Goal: Repeat the listing in full, exactly as it stands.
-------- Exercise data
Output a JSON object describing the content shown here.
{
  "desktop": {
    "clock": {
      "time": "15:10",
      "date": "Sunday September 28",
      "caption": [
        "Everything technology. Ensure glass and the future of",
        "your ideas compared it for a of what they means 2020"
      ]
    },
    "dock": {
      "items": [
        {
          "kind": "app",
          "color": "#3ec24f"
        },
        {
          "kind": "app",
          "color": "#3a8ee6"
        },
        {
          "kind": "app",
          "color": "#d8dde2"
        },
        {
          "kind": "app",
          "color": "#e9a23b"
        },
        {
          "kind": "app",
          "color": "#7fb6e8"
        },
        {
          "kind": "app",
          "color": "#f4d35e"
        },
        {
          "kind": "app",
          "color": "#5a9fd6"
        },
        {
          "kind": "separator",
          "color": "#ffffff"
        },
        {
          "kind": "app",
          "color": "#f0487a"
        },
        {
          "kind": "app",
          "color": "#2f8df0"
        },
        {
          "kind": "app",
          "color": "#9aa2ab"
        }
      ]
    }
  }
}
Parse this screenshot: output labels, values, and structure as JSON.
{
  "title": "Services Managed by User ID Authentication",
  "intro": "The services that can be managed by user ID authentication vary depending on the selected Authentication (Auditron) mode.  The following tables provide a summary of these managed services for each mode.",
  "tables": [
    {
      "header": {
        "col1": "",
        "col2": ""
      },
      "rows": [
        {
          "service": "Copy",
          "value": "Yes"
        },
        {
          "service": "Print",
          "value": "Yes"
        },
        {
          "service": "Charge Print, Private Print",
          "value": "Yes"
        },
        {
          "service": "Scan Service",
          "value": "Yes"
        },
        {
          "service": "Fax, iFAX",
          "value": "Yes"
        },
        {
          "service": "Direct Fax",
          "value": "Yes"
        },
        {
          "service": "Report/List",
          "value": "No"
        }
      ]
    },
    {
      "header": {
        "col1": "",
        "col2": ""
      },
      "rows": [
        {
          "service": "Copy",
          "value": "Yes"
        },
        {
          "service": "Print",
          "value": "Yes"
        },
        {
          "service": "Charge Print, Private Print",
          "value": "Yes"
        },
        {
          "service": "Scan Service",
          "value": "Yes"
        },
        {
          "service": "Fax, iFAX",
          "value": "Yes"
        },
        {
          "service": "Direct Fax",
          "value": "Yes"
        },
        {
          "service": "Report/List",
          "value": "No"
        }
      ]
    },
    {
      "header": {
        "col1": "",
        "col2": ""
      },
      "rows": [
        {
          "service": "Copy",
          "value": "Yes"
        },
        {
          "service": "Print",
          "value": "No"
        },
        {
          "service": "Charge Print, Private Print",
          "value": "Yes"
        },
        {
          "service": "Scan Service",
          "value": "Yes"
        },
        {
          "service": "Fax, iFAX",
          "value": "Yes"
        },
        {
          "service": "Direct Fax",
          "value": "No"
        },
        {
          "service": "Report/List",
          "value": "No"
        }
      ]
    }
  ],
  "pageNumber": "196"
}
----------------
Expected answer:
Output a JSON object describing the content shown here.
{
  "desktop": {
    "clock": {
      "time": "15:10",
      "date": "Sunday September 28",
      "caption": [
        "Everything technology. Ensure glass and the future of",
        "your ideas compared it for a of what they means 2020"
      ]
    },
    "dock": {
      "items": [
        {
          "kind": "app",
          "color": "#3ec24f"
        },
        {
          "kind": "app",
          "color": "#3a8ee6"
        },
        {
          "kind": "app",
          "color": "#d8dde2"
        },
        {
          "kind": "app",
          "color": "#e9a23b"
        },
        {
          "kind": "app",
          "color": "#7fb6e8"
        },
        {
          "kind": "app",
          "color": "#f4d35e"
        },
        {
          "kind": "app",
          "color": "#5a9fd6"
        },
        {
          "kind": "separator",
          "color": "#ffffff"
        },
        {
          "kind": "app",
          "color": "#f0487a"
        },
        {
          "kind": "app",
          "color": "#2f8df0"
        },
        {
          "kind": "app",
          "color": "#9aa2ab"
        }
      ]
    }
  }
}
Parse this screenshot: output labels, values, and structure as JSON.
{
  "title": "Services Managed by User ID Authentication",
  "intro": "The services that can be managed by user ID authentication vary depending on the selected Authentication (Auditron) mode.  The following tables provide a summary of these managed services for each mode.",
  "tables": [
    {
      "header": {
        "col1": "",
        "col2": ""
      },
      "rows": [
        {
          "service": "Copy",
          "value": "Yes"
        },
        {
          "service": "Print",
          "value": "Yes"
        },
        {
          "service": "Charge Print, Private Print",
          "value": "Yes"
        },
        {
          "service": "Scan Service",
          "value": "Yes"
        },
        {
          "service": "Fax, iFAX",
          "value": "Yes"
        },
        {
          "service": "Direct Fax",
          "value": "Yes"
        },
        {
          "service": "Report/List",
          "value": "No"
        }
      ]
    },
    {
      "header": {
        "col1": "",
        "col2": ""
      },
      "rows": [
        {
          "service": "Copy",
          "value": "Yes"
        },
        {
          "service": "Print",
          "value": "Yes"
        },
        {
          "service": "Charge Print, Private Print",
          "value": "Yes"
        },
        {
          "service": "Scan Service",
          "value": "Yes"
        },
        {
          "service": "Fax, iFAX",
          "value": "Yes"
        },
        {
          "service": "Direct Fax",
          "value": "Yes"
        },
        {
          "service": "Report/List",
          "value": "No"
        }
      ]
    },
    {
      "header": {
        "col1": "",
        "col2": ""
      },
      "rows": [
        {
          "service": "Copy",
          "value": "Yes"
        },
        {
          "service": "Print",
          "value": "No"
        },
        {
          "service": "Charge Print, Private Print",
          "value": "Yes"
        },
        {
          "service": "Scan Service",
          "value": "Yes"
        },
        {
          "service": "Fax, iFAX",
          "value": "Yes"
        },
        {
          "service": "Direct Fax",
          "value": "No"
        },
        {
          "service": "Report/List",
          "value": "No"
        }
      ]
    }
  ],
  "pageNumber": "196"
}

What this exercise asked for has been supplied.